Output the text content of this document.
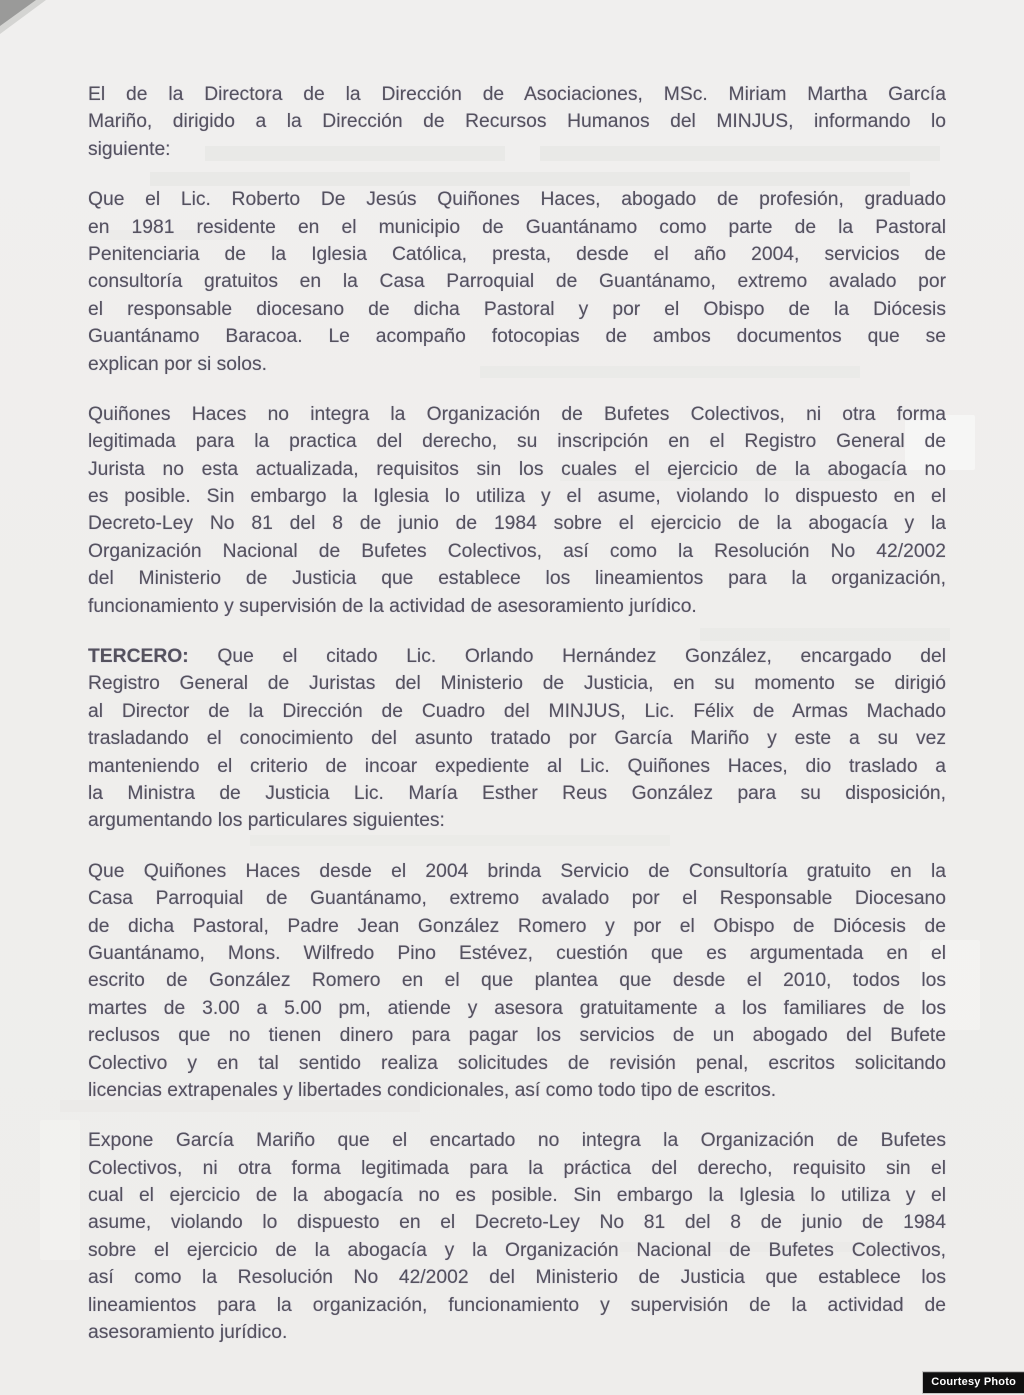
El de la Directora de la Dirección de Asociaciones, MSc. Miriam Martha García
Mariño, dirigido a la Dirección de Recursos Humanos del MINJUS, informando lo
siguiente:
Que el Lic. Roberto De Jesús Quiñones Haces, abogado de profesión, graduado
en 1981 residente en el municipio de Guantánamo como parte de la Pastoral
Penitenciaria de la Iglesia Católica, presta, desde el año 2004, servicios de
consultoría gratuitos en la Casa Parroquial de Guantánamo, extremo avalado por
el responsable diocesano de dicha Pastoral y por el Obispo de la Diócesis
Guantánamo Baracoa. Le acompaño fotocopias de ambos documentos que se
explican por si solos.
Quiñones Haces no integra la Organización de Bufetes Colectivos, ni otra forma
legitimada para la practica del derecho, su inscripción en el Registro General de
Jurista no esta actualizada, requisitos sin los cuales el ejercicio de la abogacía no
es posible. Sin embargo la Iglesia lo utiliza y el asume, violando lo dispuesto en el
Decreto-Ley No 81 del 8 de junio de 1984 sobre el ejercicio de la abogacía y la
Organización Nacional de Bufetes Colectivos, así como la Resolución No 42/2002
del Ministerio de Justicia que establece los lineamientos para la organización,
funcionamiento y supervisión de la actividad de asesoramiento jurídico.
TERCERO: Que el citado Lic. Orlando Hernández González, encargado del
Registro General de Juristas del Ministerio de Justicia, en su momento se dirigió
al Director de la Dirección de Cuadro del MINJUS, Lic. Félix de Armas Machado
trasladando el conocimiento del asunto tratado por García Mariño y este a su vez
manteniendo el criterio de incoar expediente al Lic. Quiñones Haces, dio traslado a
la Ministra de Justicia Lic. María Esther Reus González para su disposición,
argumentando los particulares siguientes:
Que Quiñones Haces desde el 2004 brinda Servicio de Consultoría gratuito en la
Casa Parroquial de Guantánamo, extremo avalado por el Responsable Diocesano
de dicha Pastoral, Padre Jean González Romero y por el Obispo de Diócesis de
Guantánamo, Mons. Wilfredo Pino Estévez, cuestión que es argumentada en el
escrito de González Romero en el que plantea que desde el 2010, todos los
martes de 3.00 a 5.00 pm, atiende y asesora gratuitamente a los familiares de los
reclusos que no tienen dinero para pagar los servicios de un abogado del Bufete
Colectivo y en tal sentido realiza solicitudes de revisión penal, escritos solicitando
licencias extrapenales y libertades condicionales, así como todo tipo de escritos.
Expone García Mariño que el encartado no integra la Organización de Bufetes
Colectivos, ni otra forma legitimada para la práctica del derecho, requisito sin el
cual el ejercicio de la abogacía no es posible. Sin embargo la Iglesia lo utiliza y el
asume, violando lo dispuesto en el Decreto-Ley No 81 del 8 de junio de 1984
sobre el ejercicio de la abogacía y la Organización Nacional de Bufetes Colectivos,
así como la Resolución No 42/2002 del Ministerio de Justicia que establece los
lineamientos para la organización, funcionamiento y supervisión de la actividad de
asesoramiento jurídico.
Courtesy Photo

========================================

From the entries above, collect every line with the string "embargo" in it.

RIGHT ANSWER
es posible. Sin embargo la Iglesia lo utiliza y el asume, violando lo dispuesto en el
cual el ejercicio de la abogacía no es posible. Sin embargo la Iglesia lo utiliza y el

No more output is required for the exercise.